--- Start DOCUMENT SEGMENT ---

The above statement makes it clear that Fort Plain was known strictly as Fort Plain and only as Fort Plain at the time of his arrival in the Mohawk Valley, and until sometime in October of 1782, when Lieutenant Colonel Marinus Willett took it upon himself to change the name of Fort Plain to Fort McKeen. When Lord Sterling ordered that all of the appendages associated with Fort Resselaer, which is well proven to have been built in the late summer of 1781, to be addressed as Fort Rensselaer, Fort Plain became known as Fort Renssealer. Unfortunately, Lord Sterling's orders, as written, also caused all of the surrounding military installations (i.e., Fort Plank, Fort Clyde, Fort Willett, Fort Windecker, Fort Alden, etc.) to also be referred to as Fort Renssealer. Thus, after October 22, 1782, it is nearly impossible to ascertain which military post in the Canajoharie District a correspondent is writing from. This due to the district's streching out along the south-side of the Mohawk River from Anthony's Nose westerly to the base of Fall Hill, some 25+ miles, and southerly to New York's border with Pennsylvania].

--- End DOCUMENT SEGMENT ---
--- Start DATA RECORDS ---

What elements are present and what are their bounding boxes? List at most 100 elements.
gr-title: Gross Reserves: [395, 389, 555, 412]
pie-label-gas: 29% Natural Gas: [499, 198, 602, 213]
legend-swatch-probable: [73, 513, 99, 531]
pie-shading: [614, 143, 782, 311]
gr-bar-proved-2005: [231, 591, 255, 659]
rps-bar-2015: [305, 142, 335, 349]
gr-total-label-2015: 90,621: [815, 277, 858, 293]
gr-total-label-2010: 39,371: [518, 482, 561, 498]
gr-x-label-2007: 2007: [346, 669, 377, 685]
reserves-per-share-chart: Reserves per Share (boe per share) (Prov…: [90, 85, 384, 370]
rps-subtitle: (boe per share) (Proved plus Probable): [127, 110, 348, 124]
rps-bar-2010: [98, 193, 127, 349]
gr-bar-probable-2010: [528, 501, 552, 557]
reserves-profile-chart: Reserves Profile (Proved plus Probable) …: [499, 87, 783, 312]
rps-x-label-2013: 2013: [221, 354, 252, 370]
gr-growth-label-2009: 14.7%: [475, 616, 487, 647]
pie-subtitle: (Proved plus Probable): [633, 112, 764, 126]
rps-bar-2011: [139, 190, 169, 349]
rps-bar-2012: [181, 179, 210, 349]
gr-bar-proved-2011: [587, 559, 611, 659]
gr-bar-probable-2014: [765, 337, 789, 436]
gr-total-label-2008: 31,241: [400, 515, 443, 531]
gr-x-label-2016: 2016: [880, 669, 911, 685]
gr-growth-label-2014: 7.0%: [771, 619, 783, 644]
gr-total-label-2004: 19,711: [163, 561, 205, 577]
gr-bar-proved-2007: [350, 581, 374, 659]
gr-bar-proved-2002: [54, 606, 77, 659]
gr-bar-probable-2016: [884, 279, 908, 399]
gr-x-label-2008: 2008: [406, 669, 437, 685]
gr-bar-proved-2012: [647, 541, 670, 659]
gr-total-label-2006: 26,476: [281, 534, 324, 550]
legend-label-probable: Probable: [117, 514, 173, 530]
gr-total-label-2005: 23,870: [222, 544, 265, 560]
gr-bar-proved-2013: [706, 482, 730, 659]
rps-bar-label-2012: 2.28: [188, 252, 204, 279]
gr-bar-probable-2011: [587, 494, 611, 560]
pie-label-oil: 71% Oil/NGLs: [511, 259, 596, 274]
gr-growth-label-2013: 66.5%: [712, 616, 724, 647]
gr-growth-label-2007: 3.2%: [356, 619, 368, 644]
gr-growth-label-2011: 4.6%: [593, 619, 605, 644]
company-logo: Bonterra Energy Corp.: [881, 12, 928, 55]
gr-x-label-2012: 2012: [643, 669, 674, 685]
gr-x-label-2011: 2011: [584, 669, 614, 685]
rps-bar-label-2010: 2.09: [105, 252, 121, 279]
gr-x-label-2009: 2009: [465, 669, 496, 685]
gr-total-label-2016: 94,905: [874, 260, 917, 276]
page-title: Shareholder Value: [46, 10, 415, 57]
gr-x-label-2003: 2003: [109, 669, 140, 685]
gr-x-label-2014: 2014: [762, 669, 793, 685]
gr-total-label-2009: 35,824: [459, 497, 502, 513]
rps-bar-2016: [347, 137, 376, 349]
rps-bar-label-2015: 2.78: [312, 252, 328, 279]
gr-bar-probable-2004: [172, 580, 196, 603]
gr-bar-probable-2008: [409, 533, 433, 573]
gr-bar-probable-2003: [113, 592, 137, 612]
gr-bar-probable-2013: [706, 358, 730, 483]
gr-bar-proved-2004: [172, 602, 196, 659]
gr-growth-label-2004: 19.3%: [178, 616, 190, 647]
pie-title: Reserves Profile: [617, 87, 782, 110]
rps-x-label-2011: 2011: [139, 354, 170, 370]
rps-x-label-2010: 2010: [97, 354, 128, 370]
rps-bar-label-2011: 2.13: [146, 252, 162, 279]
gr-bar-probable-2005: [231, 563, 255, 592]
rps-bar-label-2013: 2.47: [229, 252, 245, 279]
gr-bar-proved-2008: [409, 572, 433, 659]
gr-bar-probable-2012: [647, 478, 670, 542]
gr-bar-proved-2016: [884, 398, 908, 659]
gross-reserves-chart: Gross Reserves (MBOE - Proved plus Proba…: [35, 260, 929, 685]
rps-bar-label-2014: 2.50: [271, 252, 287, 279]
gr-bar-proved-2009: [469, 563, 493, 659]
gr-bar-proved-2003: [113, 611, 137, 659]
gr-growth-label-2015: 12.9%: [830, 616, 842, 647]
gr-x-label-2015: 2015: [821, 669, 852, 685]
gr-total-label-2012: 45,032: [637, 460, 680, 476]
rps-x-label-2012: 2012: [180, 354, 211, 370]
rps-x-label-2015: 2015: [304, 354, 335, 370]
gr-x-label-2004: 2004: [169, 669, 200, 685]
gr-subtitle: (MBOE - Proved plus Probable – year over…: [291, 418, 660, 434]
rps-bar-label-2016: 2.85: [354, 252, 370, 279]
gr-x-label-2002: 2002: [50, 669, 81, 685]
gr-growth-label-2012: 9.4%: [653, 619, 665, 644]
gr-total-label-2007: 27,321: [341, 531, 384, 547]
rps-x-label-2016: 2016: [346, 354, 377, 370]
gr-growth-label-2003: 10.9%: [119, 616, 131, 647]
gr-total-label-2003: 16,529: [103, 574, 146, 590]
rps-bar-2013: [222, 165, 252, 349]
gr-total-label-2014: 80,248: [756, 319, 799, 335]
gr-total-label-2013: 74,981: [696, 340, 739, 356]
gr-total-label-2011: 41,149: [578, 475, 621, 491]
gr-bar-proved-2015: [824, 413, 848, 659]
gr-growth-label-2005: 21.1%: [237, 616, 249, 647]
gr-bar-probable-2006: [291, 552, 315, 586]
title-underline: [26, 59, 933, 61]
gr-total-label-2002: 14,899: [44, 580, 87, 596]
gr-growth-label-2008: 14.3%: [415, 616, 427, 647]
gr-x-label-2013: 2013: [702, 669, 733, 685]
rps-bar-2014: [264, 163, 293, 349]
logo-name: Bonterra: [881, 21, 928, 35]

--- End DATA RECORDS ---

▸ EXERCISE SET:
1. Render this sentence from the passage on Fort Plain in Spanish: "Thus, after October 22, 1782, it is nearly impossible to ascertain which military post in the Canajoharie District a correspondent is writing from."
2. In the passage on Fort Plain, who changed the fort's name to Fort McKeen?
3. Write the next few sentences of the passage on Fort Plain.
The records have no connection to the passage on Fort Plain.

▸ THE ANSWERS:
1. Así, después del 22 de octubre de 1782, es casi imposible determinar desde qué puesto militar del Distrito de Canajoharie escribe un corresponsal.

2. Lieutenant Colonel Marinus Willett.

3.
Last, but certainly not least, we are left with a much more complex problem. Namely, establishing when Fort Plank and Fort Plain/Fort Rensselaer were originally built. It would be nice if we could cite a single primary reference that unequivocally established the date that each of these fortifications was built, but thus far we simply have not been able to find such a document. The 19th century antiquarians have provided perhaps the best clue to understand why this task is so difficult. In writing about these forts, the early authors all stressed that at the time they were first erected Fort Plank and Fort Plain were places of refuge for local settlers in case of alarm, not large scale official army posts. While each subsequently served as a regular army post, both forts apparently began their histories more informally.


65 Rufus Grider, Historical Scrapbooks, microfilm, Manuscripts and Special Collections, New York State Library.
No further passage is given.